(Data entries)
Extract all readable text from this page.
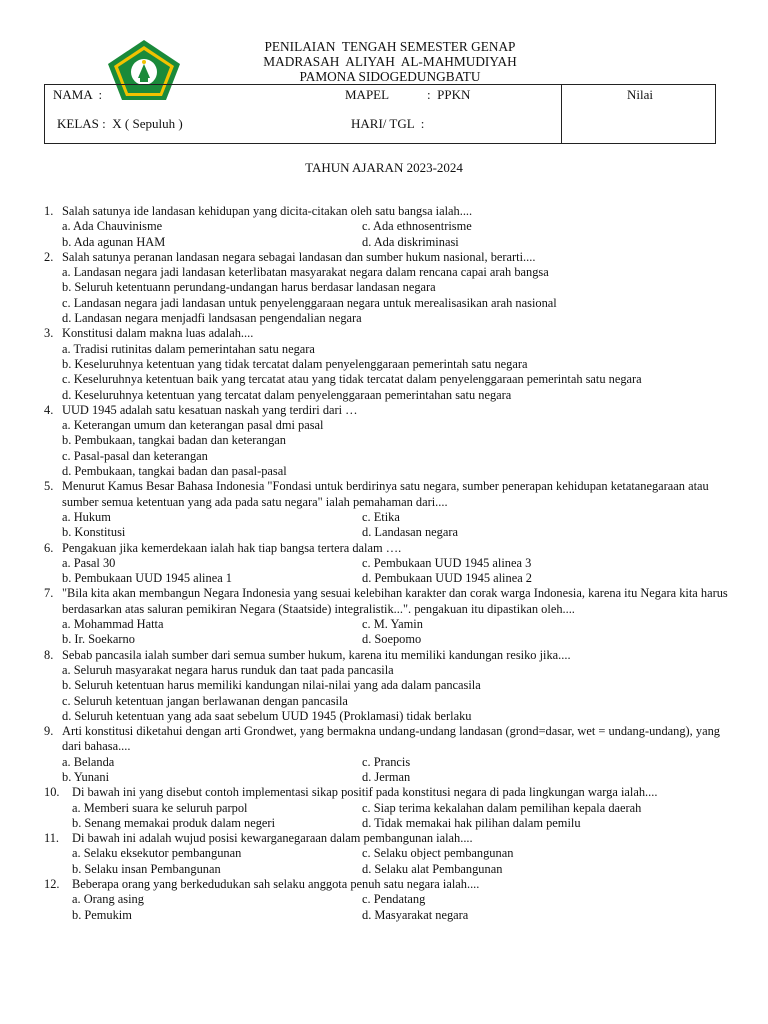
PENILAIAN  TENGAH SEMESTER GENAP
MADRASAH  ALIYAH  AL-MAHMUDIYAH
PAMONA SIDOGEDUNGBATU
NAMA  :	MAPEL	:  PPKN	Nilai
KELAS :  X ( Sepuluh )	HARI/ TGL  :
TAHUN AJARAN 2023-2024
1. Salah satunya ide landasan kehidupan yang dicita-citakan oleh satu bangsa ialah....
a. Ada Chauvinisme	c. Ada ethnosentrisme
b. Ada agunan HAM	d. Ada diskriminasi
2. Salah satunya peranan landasan negara sebagai landasan dan sumber hukum nasional, berarti....
a. Landasan negara jadi landasan keterlibatan masyarakat negara dalam rencana capai arah bangsa
b. Seluruh ketentuann perundang-undangan harus berdasar landasan negara
c. Landasan negara jadi landasan untuk penyelenggaraan negara untuk merealisasikan arah nasional
d. Landasan negara menjadfi landsasan pengendalian negara
3. Konstitusi dalam makna luas adalah....
a. Tradisi rutinitas dalam pemerintahan satu negara
b. Keseluruhnya ketentuan yang tidak tercatat dalam penyelenggaraan pemerintah satu negara
c. Keseluruhnya ketentuan baik yang tercatat atau yang tidak tercatat dalam penyelenggaraan pemerintah satu negara
d. Keseluruhnya ketentuan yang tercatat dalam penyelenggaraan pemerintahan satu negara
4. UUD 1945 adalah satu kesatuan naskah yang terdiri dari …
a. Keterangan umum dan keterangan pasal dmi pasal
b. Pembukaan, tangkai badan dan keterangan
c. Pasal-pasal dan keterangan
d. Pembukaan, tangkai badan dan pasal-pasal
5. Menurut Kamus Besar Bahasa Indonesia "Fondasi untuk berdirinya satu negara, sumber penerapan kehidupan ketatanegaraan atau sumber semua ketentuan yang ada pada satu negara" ialah pemahaman dari....
a. Hukum	c. Etika
b. Konstitusi	d. Landasan negara
6. Pengakuan jika kemerdekaan ialah hak tiap bangsa tertera dalam ….
a. Pasal 30	c. Pembukaan UUD 1945 alinea 3
b. Pembukaan UUD 1945 alinea 1	d. Pembukaan UUD 1945 alinea 2
7. "Bila kita akan membangun Negara Indonesia yang sesuai kelebihan karakter dan corak warga Indonesia, karena itu Negara kita harus berdasarkan atas saluran pemikiran Negara (Staatside) integralistik...". pengakuan itu dipastikan oleh....
a. Mohammad Hatta	c. M. Yamin
b. Ir. Soekarno	d. Soepomo
8. Sebab pancasila ialah sumber dari semua sumber hukum, karena itu memiliki kandungan resiko jika....
a. Seluruh masyarakat negara harus runduk dan taat pada pancasila
b. Seluruh ketentuan harus memiliki kandungan nilai-nilai yang ada dalam pancasila
c. Seluruh ketentuan jangan berlawanan dengan pancasila
d. Seluruh ketentuan yang ada saat sebelum UUD 1945 (Proklamasi) tidak berlaku
9. Arti konstitusi diketahui dengan arti Grondwet, yang bermakna undang-undang landasan (grond=dasar, wet = undang-undang), yang dari bahasa....
a. Belanda	c. Prancis
b. Yunani	d. Jerman
10. Di bawah ini yang disebut contoh implementasi sikap positif pada konstitusi negara di pada lingkungan warga ialah....
a. Memberi suara ke seluruh parpol	c. Siap terima kekalahan dalam pemilihan kepala daerah
b. Senang memakai produk dalam negeri	d. Tidak memakai hak pilihan dalam pemilu
11. Di bawah ini adalah wujud posisi kewarganegaraan dalam pembangunan ialah....
a. Selaku eksekutor pembangunan	c. Selaku object pembangunan
b. Selaku insan Pembangunan	d. Selaku alat Pembangunan
12. Beberapa orang yang berkedudukan sah selaku anggota penuh satu negara ialah....
a. Orang asing	c. Pendatang
b. Pemukim	d. Masyarakat negara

§ PROBLEM STATEMENT
Repeat every record above exactly, but leave out any pictures.

§ WORKED SOLUTION
Extract all readable text from this page.
PENILAIAN  TENGAH SEMESTER GENAP
MADRASAH  ALIYAH  AL-MAHMUDIYAH
PAMONA SIDOGEDUNGBATU
NAMA  :	MAPEL	:  PPKN	Nilai
KELAS :  X ( Sepuluh )	HARI/ TGL  :
TAHUN AJARAN 2023-2024
1. Salah satunya ide landasan kehidupan yang dicita-citakan oleh satu bangsa ialah....
a. Ada Chauvinisme	c. Ada ethnosentrisme
b. Ada agunan HAM	d. Ada diskriminasi
2. Salah satunya peranan landasan negara sebagai landasan dan sumber hukum nasional, berarti....
a. Landasan negara jadi landasan keterlibatan masyarakat negara dalam rencana capai arah bangsa
b. Seluruh ketentuann perundang-undangan harus berdasar landasan negara
c. Landasan negara jadi landasan untuk penyelenggaraan negara untuk merealisasikan arah nasional
d. Landasan negara menjadfi landsasan pengendalian negara
3. Konstitusi dalam makna luas adalah....
a. Tradisi rutinitas dalam pemerintahan satu negara
b. Keseluruhnya ketentuan yang tidak tercatat dalam penyelenggaraan pemerintah satu negara
c. Keseluruhnya ketentuan baik yang tercatat atau yang tidak tercatat dalam penyelenggaraan pemerintah satu negara
d. Keseluruhnya ketentuan yang tercatat dalam penyelenggaraan pemerintahan satu negara
4. UUD 1945 adalah satu kesatuan naskah yang terdiri dari …
a. Keterangan umum dan keterangan pasal dmi pasal
b. Pembukaan, tangkai badan dan keterangan
c. Pasal-pasal dan keterangan
d. Pembukaan, tangkai badan dan pasal-pasal
5. Menurut Kamus Besar Bahasa Indonesia "Fondasi untuk berdirinya satu negara, sumber penerapan kehidupan ketatanegaraan atau sumber semua ketentuan yang ada pada satu negara" ialah pemahaman dari....
a. Hukum	c. Etika
b. Konstitusi	d. Landasan negara
6. Pengakuan jika kemerdekaan ialah hak tiap bangsa tertera dalam ….
a. Pasal 30	c. Pembukaan UUD 1945 alinea 3
b. Pembukaan UUD 1945 alinea 1	d. Pembukaan UUD 1945 alinea 2
7. "Bila kita akan membangun Negara Indonesia yang sesuai kelebihan karakter dan corak warga Indonesia, karena itu Negara kita harus berdasarkan atas saluran pemikiran Negara (Staatside) integralistik...". pengakuan itu dipastikan oleh....
a. Mohammad Hatta	c. M. Yamin
b. Ir. Soekarno	d. Soepomo
8. Sebab pancasila ialah sumber dari semua sumber hukum, karena itu memiliki kandungan resiko jika....
a. Seluruh masyarakat negara harus runduk dan taat pada pancasila
b. Seluruh ketentuan harus memiliki kandungan nilai-nilai yang ada dalam pancasila
c. Seluruh ketentuan jangan berlawanan dengan pancasila
d. Seluruh ketentuan yang ada saat sebelum UUD 1945 (Proklamasi) tidak berlaku
9. Arti konstitusi diketahui dengan arti Grondwet, yang bermakna undang-undang landasan (grond=dasar, wet = undang-undang), yang dari bahasa....
a. Belanda	c. Prancis
b. Yunani	d. Jerman
10. Di bawah ini yang disebut contoh implementasi sikap positif pada konstitusi negara di pada lingkungan warga ialah....
a. Memberi suara ke seluruh parpol	c. Siap terima kekalahan dalam pemilihan kepala daerah
b. Senang memakai produk dalam negeri	d. Tidak memakai hak pilihan dalam pemilu
11. Di bawah ini adalah wujud posisi kewarganegaraan dalam pembangunan ialah....
a. Selaku eksekutor pembangunan	c. Selaku object pembangunan
b. Selaku insan Pembangunan	d. Selaku alat Pembangunan
12. Beberapa orang yang berkedudukan sah selaku anggota penuh satu negara ialah....
a. Orang asing	c. Pendatang
b. Pemukim	d. Masyarakat negara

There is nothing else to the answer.